• [Set exercise] Copy out each line below exactly as it appears.

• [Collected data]
▼

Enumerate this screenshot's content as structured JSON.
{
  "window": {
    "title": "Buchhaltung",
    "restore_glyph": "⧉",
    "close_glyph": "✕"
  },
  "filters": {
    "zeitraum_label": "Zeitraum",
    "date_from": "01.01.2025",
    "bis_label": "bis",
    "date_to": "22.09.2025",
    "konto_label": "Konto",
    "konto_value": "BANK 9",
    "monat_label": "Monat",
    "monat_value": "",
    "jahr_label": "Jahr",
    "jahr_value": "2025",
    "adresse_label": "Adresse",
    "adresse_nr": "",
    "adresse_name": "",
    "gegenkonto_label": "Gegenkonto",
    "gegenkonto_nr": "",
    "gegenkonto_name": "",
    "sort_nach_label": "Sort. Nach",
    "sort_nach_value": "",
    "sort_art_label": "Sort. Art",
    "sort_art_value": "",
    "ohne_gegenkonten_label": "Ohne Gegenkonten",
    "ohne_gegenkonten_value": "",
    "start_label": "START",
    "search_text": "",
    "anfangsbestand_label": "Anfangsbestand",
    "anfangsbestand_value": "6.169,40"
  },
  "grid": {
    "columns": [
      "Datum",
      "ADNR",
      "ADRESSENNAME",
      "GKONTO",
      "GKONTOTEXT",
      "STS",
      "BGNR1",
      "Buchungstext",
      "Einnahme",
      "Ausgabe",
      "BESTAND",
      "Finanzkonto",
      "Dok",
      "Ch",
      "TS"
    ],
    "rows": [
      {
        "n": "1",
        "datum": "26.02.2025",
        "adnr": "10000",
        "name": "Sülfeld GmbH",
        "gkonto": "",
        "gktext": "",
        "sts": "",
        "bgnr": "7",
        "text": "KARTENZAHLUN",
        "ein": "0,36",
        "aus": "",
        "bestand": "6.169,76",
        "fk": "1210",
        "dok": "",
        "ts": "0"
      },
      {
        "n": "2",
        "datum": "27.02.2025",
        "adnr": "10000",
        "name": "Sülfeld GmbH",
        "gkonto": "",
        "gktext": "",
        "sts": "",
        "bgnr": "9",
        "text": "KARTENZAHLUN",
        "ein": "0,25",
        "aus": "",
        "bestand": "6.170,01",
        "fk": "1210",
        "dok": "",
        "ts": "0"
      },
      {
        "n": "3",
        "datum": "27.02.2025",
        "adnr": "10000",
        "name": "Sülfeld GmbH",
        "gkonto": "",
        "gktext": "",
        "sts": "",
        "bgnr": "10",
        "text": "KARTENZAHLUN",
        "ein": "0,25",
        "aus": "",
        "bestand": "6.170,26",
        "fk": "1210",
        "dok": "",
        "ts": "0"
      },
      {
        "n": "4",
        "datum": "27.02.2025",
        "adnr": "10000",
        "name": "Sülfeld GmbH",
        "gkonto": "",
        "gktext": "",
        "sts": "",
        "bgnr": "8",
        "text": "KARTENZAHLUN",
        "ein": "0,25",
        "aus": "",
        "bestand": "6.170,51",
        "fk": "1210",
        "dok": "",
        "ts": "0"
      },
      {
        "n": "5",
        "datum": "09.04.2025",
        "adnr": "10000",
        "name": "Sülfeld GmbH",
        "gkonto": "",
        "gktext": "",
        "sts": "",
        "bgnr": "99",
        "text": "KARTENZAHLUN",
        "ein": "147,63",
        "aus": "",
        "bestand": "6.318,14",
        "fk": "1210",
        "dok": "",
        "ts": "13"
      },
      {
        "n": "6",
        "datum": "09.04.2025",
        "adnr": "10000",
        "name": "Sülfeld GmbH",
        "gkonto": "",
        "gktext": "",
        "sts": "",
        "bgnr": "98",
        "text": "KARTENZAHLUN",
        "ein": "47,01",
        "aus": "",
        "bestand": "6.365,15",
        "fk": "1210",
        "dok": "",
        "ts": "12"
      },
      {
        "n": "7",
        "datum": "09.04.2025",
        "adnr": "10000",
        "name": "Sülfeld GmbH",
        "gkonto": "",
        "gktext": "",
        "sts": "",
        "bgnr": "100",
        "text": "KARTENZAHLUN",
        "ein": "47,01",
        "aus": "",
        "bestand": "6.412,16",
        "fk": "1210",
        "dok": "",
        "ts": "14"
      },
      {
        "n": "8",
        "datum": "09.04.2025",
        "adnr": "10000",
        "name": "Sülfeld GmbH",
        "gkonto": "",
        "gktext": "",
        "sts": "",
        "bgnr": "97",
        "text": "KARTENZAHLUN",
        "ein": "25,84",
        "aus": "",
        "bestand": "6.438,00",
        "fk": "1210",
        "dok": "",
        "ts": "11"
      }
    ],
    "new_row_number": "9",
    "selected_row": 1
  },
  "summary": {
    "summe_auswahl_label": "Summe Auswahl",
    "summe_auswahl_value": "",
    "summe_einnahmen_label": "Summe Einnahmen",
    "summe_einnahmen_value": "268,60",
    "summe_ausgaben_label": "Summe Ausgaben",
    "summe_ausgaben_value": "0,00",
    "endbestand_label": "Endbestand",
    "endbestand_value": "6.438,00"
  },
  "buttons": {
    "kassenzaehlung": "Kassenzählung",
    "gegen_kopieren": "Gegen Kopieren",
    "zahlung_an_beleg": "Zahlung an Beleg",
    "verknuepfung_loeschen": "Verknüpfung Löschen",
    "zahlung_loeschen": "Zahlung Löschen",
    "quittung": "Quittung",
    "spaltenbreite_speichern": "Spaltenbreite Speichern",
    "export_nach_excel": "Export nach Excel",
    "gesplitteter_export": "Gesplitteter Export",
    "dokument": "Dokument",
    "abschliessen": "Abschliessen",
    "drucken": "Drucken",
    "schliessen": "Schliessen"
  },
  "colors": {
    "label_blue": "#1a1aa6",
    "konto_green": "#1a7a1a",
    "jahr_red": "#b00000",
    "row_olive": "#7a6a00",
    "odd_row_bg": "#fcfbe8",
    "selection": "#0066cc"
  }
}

▲

• [Answer for the task]
Enumerate this screenshot's content as structured JSON.
{
  "window": {
    "title": "Buchhaltung",
    "restore_glyph": "⧉",
    "close_glyph": "✕"
  },
  "filters": {
    "zeitraum_label": "Zeitraum",
    "date_from": "01.01.2025",
    "bis_label": "bis",
    "date_to": "22.09.2025",
    "konto_label": "Konto",
    "konto_value": "BANK 9",
    "monat_label": "Monat",
    "monat_value": "",
    "jahr_label": "Jahr",
    "jahr_value": "2025",
    "adresse_label": "Adresse",
    "adresse_nr": "",
    "adresse_name": "",
    "gegenkonto_label": "Gegenkonto",
    "gegenkonto_nr": "",
    "gegenkonto_name": "",
    "sort_nach_label": "Sort. Nach",
    "sort_nach_value": "",
    "sort_art_label": "Sort. Art",
    "sort_art_value": "",
    "ohne_gegenkonten_label": "Ohne Gegenkonten",
    "ohne_gegenkonten_value": "",
    "start_label": "START",
    "search_text": "",
    "anfangsbestand_label": "Anfangsbestand",
    "anfangsbestand_value": "6.169,40"
  },
  "grid": {
    "columns": [
      "Datum",
      "ADNR",
      "ADRESSENNAME",
      "GKONTO",
      "GKONTOTEXT",
      "STS",
      "BGNR1",
      "Buchungstext",
      "Einnahme",
      "Ausgabe",
      "BESTAND",
      "Finanzkonto",
      "Dok",
      "Ch",
      "TS"
    ],
    "rows": [
      {
        "n": "1",
        "datum": "26.02.2025",
        "adnr": "10000",
        "name": "Sülfeld GmbH",
        "gkonto": "",
        "gktext": "",
        "sts": "",
        "bgnr": "7",
        "text": "KARTENZAHLUN",
        "ein": "0,36",
        "aus": "",
        "bestand": "6.169,76",
        "fk": "1210",
        "dok": "",
        "ts": "0"
      },
      {
        "n": "2",
        "datum": "27.02.2025",
        "adnr": "10000",
        "name": "Sülfeld GmbH",
        "gkonto": "",
        "gktext": "",
        "sts": "",
        "bgnr": "9",
        "text": "KARTENZAHLUN",
        "ein": "0,25",
        "aus": "",
        "bestand": "6.170,01",
        "fk": "1210",
        "dok": "",
        "ts": "0"
      },
      {
        "n": "3",
        "datum": "27.02.2025",
        "adnr": "10000",
        "name": "Sülfeld GmbH",
        "gkonto": "",
        "gktext": "",
        "sts": "",
        "bgnr": "10",
        "text": "KARTENZAHLUN",
        "ein": "0,25",
        "aus": "",
        "bestand": "6.170,26",
        "fk": "1210",
        "dok": "",
        "ts": "0"
      },
      {
        "n": "4",
        "datum": "27.02.2025",
        "adnr": "10000",
        "name": "Sülfeld GmbH",
        "gkonto": "",
        "gktext": "",
        "sts": "",
        "bgnr": "8",
        "text": "KARTENZAHLUN",
        "ein": "0,25",
        "aus": "",
        "bestand": "6.170,51",
        "fk": "1210",
        "dok": "",
        "ts": "0"
      },
      {
        "n": "5",
        "datum": "09.04.2025",
        "adnr": "10000",
        "name": "Sülfeld GmbH",
        "gkonto": "",
        "gktext": "",
        "sts": "",
        "bgnr": "99",
        "text": "KARTENZAHLUN",
        "ein": "147,63",
        "aus": "",
        "bestand": "6.318,14",
        "fk": "1210",
        "dok": "",
        "ts": "13"
      },
      {
        "n": "6",
        "datum": "09.04.2025",
        "adnr": "10000",
        "name": "Sülfeld GmbH",
        "gkonto": "",
        "gktext": "",
        "sts": "",
        "bgnr": "98",
        "text": "KARTENZAHLUN",
        "ein": "47,01",
        "aus": "",
        "bestand": "6.365,15",
        "fk": "1210",
        "dok": "",
        "ts": "12"
      },
      {
        "n": "7",
        "datum": "09.04.2025",
        "adnr": "10000",
        "name": "Sülfeld GmbH",
        "gkonto": "",
        "gktext": "",
        "sts": "",
        "bgnr": "100",
        "text": "KARTENZAHLUN",
        "ein": "47,01",
        "aus": "",
        "bestand": "6.412,16",
        "fk": "1210",
        "dok": "",
        "ts": "14"
      },
      {
        "n": "8",
        "datum": "09.04.2025",
        "adnr": "10000",
        "name": "Sülfeld GmbH",
        "gkonto": "",
        "gktext": "",
        "sts": "",
        "bgnr": "97",
        "text": "KARTENZAHLUN",
        "ein": "25,84",
        "aus": "",
        "bestand": "6.438,00",
        "fk": "1210",
        "dok": "",
        "ts": "11"
      }
    ],
    "new_row_number": "9",
    "selected_row": 1
  },
  "summary": {
    "summe_auswahl_label": "Summe Auswahl",
    "summe_auswahl_value": "",
    "summe_einnahmen_label": "Summe Einnahmen",
    "summe_einnahmen_value": "268,60",
    "summe_ausgaben_label": "Summe Ausgaben",
    "summe_ausgaben_value": "0,00",
    "endbestand_label": "Endbestand",
    "endbestand_value": "6.438,00"
  },
  "buttons": {
    "kassenzaehlung": "Kassenzählung",
    "gegen_kopieren": "Gegen Kopieren",
    "zahlung_an_beleg": "Zahlung an Beleg",
    "verknuepfung_loeschen": "Verknüpfung Löschen",
    "zahlung_loeschen": "Zahlung Löschen",
    "quittung": "Quittung",
    "spaltenbreite_speichern": "Spaltenbreite Speichern",
    "export_nach_excel": "Export nach Excel",
    "gesplitteter_export": "Gesplitteter Export",
    "dokument": "Dokument",
    "abschliessen": "Abschliessen",
    "drucken": "Drucken",
    "schliessen": "Schliessen"
  },
  "colors": {
    "label_blue": "#1a1aa6",
    "konto_green": "#1a7a1a",
    "jahr_red": "#b00000",
    "row_olive": "#7a6a00",
    "odd_row_bg": "#fcfbe8",
    "selection": "#0066cc"
  }
}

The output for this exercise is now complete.